> [Written request]:
Copy, from the entries below, each line in which the string "après" appears.

> [Extracted information]:

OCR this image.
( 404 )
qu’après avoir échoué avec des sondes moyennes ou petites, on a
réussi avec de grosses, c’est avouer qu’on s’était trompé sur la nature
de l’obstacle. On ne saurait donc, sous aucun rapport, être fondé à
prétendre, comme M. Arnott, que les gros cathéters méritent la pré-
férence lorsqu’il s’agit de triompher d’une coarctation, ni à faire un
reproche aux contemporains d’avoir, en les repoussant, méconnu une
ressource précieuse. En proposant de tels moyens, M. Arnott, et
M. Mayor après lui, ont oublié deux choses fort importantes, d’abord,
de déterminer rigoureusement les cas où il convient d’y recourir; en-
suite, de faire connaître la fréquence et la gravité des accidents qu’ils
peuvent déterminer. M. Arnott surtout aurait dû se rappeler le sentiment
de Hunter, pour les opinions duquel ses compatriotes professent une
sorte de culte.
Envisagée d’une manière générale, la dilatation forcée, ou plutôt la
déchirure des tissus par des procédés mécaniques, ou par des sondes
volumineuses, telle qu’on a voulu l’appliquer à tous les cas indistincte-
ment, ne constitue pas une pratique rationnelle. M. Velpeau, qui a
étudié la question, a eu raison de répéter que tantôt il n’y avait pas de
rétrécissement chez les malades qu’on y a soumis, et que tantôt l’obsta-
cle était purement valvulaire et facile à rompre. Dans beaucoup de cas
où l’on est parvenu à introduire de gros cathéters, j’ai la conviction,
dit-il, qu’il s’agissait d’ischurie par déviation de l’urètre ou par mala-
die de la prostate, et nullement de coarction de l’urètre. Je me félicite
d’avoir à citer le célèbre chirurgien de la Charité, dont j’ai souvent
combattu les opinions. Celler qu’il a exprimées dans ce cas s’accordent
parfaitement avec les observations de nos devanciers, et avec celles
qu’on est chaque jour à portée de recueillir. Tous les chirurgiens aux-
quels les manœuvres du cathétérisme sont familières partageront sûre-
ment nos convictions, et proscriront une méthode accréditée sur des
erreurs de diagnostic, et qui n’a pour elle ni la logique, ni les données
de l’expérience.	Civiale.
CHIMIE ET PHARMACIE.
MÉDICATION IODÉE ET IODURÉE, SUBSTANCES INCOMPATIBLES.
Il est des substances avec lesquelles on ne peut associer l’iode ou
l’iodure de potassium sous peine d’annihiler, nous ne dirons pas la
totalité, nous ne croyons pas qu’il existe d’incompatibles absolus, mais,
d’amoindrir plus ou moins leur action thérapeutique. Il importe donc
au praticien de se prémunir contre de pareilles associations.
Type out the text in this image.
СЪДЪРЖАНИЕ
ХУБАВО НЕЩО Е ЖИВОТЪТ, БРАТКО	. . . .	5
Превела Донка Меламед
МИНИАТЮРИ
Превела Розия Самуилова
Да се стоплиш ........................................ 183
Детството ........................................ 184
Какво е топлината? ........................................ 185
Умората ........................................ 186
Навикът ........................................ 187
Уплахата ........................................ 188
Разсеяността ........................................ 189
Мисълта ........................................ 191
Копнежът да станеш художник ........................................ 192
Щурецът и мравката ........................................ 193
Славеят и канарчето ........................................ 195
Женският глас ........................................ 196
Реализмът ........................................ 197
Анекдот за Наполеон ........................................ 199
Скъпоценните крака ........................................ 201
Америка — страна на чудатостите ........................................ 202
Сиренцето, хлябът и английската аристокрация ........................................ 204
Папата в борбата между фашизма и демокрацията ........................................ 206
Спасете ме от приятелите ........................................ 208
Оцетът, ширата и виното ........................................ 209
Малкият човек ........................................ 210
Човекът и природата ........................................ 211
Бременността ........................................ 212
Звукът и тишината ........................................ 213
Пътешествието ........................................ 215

> [Answer in full]:
qu’après avoir échoué avec des sondes moyennes ou petites, on a
M. Mayor après lui, ont oublié deux choses fort importantes, d’abord,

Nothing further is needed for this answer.